## [Task prompt]
Using the records provided below, locate and copy each line that contains the word "Water".

[start]

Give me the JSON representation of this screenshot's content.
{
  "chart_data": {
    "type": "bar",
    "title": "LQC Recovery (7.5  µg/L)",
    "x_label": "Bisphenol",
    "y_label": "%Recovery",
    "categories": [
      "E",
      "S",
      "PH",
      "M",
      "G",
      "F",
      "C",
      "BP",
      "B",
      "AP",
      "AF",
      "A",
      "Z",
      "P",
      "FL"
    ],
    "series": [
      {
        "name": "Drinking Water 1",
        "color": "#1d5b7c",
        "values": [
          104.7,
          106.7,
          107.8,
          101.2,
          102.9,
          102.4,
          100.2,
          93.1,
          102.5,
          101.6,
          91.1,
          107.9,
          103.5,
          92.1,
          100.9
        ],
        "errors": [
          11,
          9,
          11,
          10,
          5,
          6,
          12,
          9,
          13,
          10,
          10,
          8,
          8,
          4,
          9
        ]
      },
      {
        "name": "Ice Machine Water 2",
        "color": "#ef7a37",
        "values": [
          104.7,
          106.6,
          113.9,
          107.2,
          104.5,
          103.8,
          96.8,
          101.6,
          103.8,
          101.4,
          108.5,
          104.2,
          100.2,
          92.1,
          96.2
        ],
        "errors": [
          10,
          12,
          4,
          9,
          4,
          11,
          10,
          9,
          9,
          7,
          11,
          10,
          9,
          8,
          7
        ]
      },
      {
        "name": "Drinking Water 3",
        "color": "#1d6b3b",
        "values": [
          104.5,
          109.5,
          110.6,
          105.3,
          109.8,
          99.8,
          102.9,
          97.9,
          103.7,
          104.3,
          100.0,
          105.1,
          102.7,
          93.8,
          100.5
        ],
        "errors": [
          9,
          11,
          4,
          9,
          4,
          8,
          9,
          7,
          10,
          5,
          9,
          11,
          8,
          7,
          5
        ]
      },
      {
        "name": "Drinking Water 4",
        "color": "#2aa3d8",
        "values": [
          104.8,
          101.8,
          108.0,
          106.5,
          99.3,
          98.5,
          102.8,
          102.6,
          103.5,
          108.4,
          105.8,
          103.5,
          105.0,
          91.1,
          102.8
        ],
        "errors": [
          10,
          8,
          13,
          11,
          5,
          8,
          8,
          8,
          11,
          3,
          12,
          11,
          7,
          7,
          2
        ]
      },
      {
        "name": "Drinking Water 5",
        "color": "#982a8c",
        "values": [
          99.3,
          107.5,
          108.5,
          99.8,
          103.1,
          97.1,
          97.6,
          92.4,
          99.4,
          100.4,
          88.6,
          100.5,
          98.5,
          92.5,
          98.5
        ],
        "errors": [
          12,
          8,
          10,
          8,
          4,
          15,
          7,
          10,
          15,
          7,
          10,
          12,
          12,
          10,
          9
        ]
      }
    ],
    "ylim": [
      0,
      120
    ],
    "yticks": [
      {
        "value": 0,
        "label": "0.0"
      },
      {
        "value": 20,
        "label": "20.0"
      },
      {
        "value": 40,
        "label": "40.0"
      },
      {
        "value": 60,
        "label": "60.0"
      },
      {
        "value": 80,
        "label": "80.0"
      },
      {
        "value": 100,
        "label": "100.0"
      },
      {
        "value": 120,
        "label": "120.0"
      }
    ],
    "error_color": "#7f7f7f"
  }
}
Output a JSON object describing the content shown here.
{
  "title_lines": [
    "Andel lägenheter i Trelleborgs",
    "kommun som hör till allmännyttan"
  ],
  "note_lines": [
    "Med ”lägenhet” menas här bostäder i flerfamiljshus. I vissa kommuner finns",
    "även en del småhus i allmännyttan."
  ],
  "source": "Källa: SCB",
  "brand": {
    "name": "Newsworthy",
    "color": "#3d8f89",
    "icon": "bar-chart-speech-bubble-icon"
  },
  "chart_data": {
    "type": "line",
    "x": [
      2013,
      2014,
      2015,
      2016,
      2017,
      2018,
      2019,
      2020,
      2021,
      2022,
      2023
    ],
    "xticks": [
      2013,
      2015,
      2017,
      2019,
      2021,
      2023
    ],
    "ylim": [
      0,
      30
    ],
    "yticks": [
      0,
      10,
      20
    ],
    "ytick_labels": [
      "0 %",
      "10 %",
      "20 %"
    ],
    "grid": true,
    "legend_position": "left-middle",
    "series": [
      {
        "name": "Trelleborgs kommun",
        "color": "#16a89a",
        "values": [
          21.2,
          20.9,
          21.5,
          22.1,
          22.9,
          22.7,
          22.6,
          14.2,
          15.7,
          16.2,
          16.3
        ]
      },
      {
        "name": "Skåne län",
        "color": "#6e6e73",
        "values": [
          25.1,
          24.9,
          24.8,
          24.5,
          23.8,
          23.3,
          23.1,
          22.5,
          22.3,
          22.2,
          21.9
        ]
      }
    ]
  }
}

[end]

## [Exercise answer]
        "name": "Drinking Water 1",
        "name": "Ice Machine Water 2",
        "name": "Drinking Water 3",
        "name": "Drinking Water 4",
        "name": "Drinking Water 5",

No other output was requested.